Copy the entries below exactly. Images do not belong in the copy.

++++++

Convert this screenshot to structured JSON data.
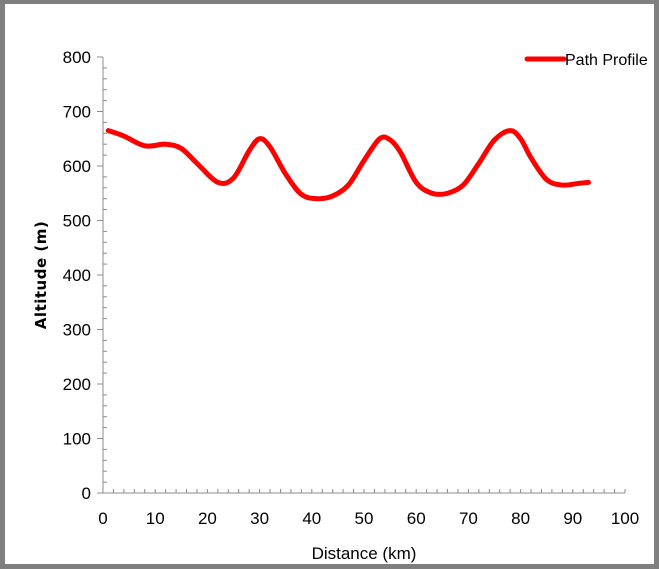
{
  "chart_data": {
    "type": "line",
    "title": "",
    "xlabel": "Distance (km)",
    "ylabel": "Altitude (m)",
    "xlim": [
      0,
      100
    ],
    "ylim": [
      0,
      800
    ],
    "x_ticks": [
      0,
      10,
      20,
      30,
      40,
      50,
      60,
      70,
      80,
      90,
      100
    ],
    "y_ticks": [
      0,
      100,
      200,
      300,
      400,
      500,
      600,
      700,
      800
    ],
    "grid": false,
    "legend_position": "top-right",
    "series": [
      {
        "name": "Path Profile",
        "color": "#ff0000",
        "x": [
          1,
          4,
          8,
          12,
          15,
          18,
          22,
          25,
          28,
          30,
          32,
          35,
          38,
          41,
          44,
          47,
          50,
          53,
          55,
          57,
          60,
          63,
          66,
          69,
          72,
          75,
          78,
          80,
          82,
          85,
          88,
          91,
          93
        ],
        "y": [
          665,
          655,
          637,
          640,
          632,
          605,
          570,
          578,
          628,
          650,
          635,
          585,
          548,
          540,
          545,
          565,
          610,
          650,
          648,
          625,
          570,
          550,
          550,
          565,
          605,
          648,
          665,
          650,
          615,
          575,
          565,
          568,
          570
        ]
      }
    ]
  }
}
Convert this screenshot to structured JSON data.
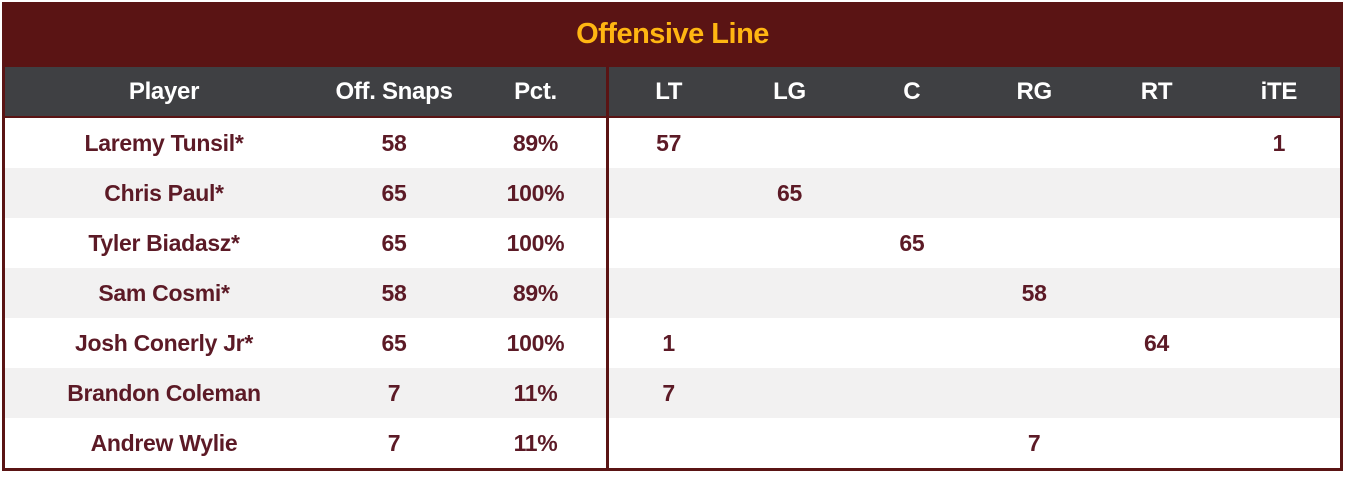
{
  "chart_data": {
    "type": "table",
    "title": "Offensive Line",
    "columns": [
      "Player",
      "Off. Snaps",
      "Pct.",
      "LT",
      "LG",
      "C",
      "RG",
      "RT",
      "iTE"
    ],
    "rows": [
      [
        "Laremy Tunsil*",
        "58",
        "89%",
        "57",
        "",
        "",
        "",
        "",
        "1"
      ],
      [
        "Chris Paul*",
        "65",
        "100%",
        "",
        "65",
        "",
        "",
        "",
        ""
      ],
      [
        "Tyler Biadasz*",
        "65",
        "100%",
        "",
        "",
        "65",
        "",
        "",
        ""
      ],
      [
        "Sam Cosmi*",
        "58",
        "89%",
        "",
        "",
        "",
        "58",
        "",
        ""
      ],
      [
        "Josh Conerly Jr*",
        "65",
        "100%",
        "1",
        "",
        "",
        "",
        "64",
        ""
      ],
      [
        "Brandon Coleman",
        "7",
        "11%",
        "7",
        "",
        "",
        "",
        "",
        ""
      ],
      [
        "Andrew Wylie",
        "7",
        "11%",
        "",
        "",
        "",
        "7",
        "",
        ""
      ]
    ],
    "layout": {
      "divider_after_column": "Pct.",
      "striped_rows": true,
      "all_cells_centered": true
    },
    "colors": {
      "title_bar_bg": "#5A1414",
      "title_text": "#FFB612",
      "header_bg": "#3F4043",
      "header_text": "#FFFFFF",
      "row_alt_bg": "#F2F1F1",
      "cell_text": "#5C1A26",
      "border": "#5A1414"
    }
  }
}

++++++

# WRITTEN SOLUTION
Convert this screenshot to structured JSON data.
{
  "chart_data": {
    "type": "line",
    "title": "",
    "xlabel": "Distance (km)",
    "ylabel": "Altitude (m)",
    "xlim": [
      0,
      100
    ],
    "ylim": [
      0,
      800
    ],
    "x_ticks": [
      0,
      10,
      20,
      30,
      40,
      50,
      60,
      70,
      80,
      90,
      100
    ],
    "y_ticks": [
      0,
      100,
      200,
      300,
      400,
      500,
      600,
      700,
      800
    ],
    "grid": false,
    "legend_position": "top-right",
    "series": [
      {
        "name": "Path Profile",
        "color": "#ff0000",
        "x": [
          1,
          4,
          8,
          12,
          15,
          18,
          22,
          25,
          28,
          30,
          32,
          35,
          38,
          41,
          44,
          47,
          50,
          53,
          55,
          57,
          60,
          63,
          66,
          69,
          72,
          75,
          78,
          80,
          82,
          85,
          88,
          91,
          93
        ],
        "y": [
          665,
          655,
          637,
          640,
          632,
          605,
          570,
          578,
          628,
          650,
          635,
          585,
          548,
          540,
          545,
          565,
          610,
          650,
          648,
          625,
          570,
          550,
          550,
          565,
          605,
          648,
          665,
          650,
          615,
          575,
          565,
          568,
          570
        ]
      }
    ]
  }
}
Convert this screenshot to structured JSON data.
{
  "chart_data": {
    "type": "table",
    "title": "Offensive Line",
    "columns": [
      "Player",
      "Off. Snaps",
      "Pct.",
      "LT",
      "LG",
      "C",
      "RG",
      "RT",
      "iTE"
    ],
    "rows": [
      [
        "Laremy Tunsil*",
        "58",
        "89%",
        "57",
        "",
        "",
        "",
        "",
        "1"
      ],
      [
        "Chris Paul*",
        "65",
        "100%",
        "",
        "65",
        "",
        "",
        "",
        ""
      ],
      [
        "Tyler Biadasz*",
        "65",
        "100%",
        "",
        "",
        "65",
        "",
        "",
        ""
      ],
      [
        "Sam Cosmi*",
        "58",
        "89%",
        "",
        "",
        "",
        "58",
        "",
        ""
      ],
      [
        "Josh Conerly Jr*",
        "65",
        "100%",
        "1",
        "",
        "",
        "",
        "64",
        ""
      ],
      [
        "Brandon Coleman",
        "7",
        "11%",
        "7",
        "",
        "",
        "",
        "",
        ""
      ],
      [
        "Andrew Wylie",
        "7",
        "11%",
        "",
        "",
        "",
        "7",
        "",
        ""
      ]
    ],
    "layout": {
      "divider_after_column": "Pct.",
      "striped_rows": true,
      "all_cells_centered": true
    },
    "colors": {
      "title_bar_bg": "#5A1414",
      "title_text": "#FFB612",
      "header_bg": "#3F4043",
      "header_text": "#FFFFFF",
      "row_alt_bg": "#F2F1F1",
      "cell_text": "#5C1A26",
      "border": "#5A1414"
    }
  }
}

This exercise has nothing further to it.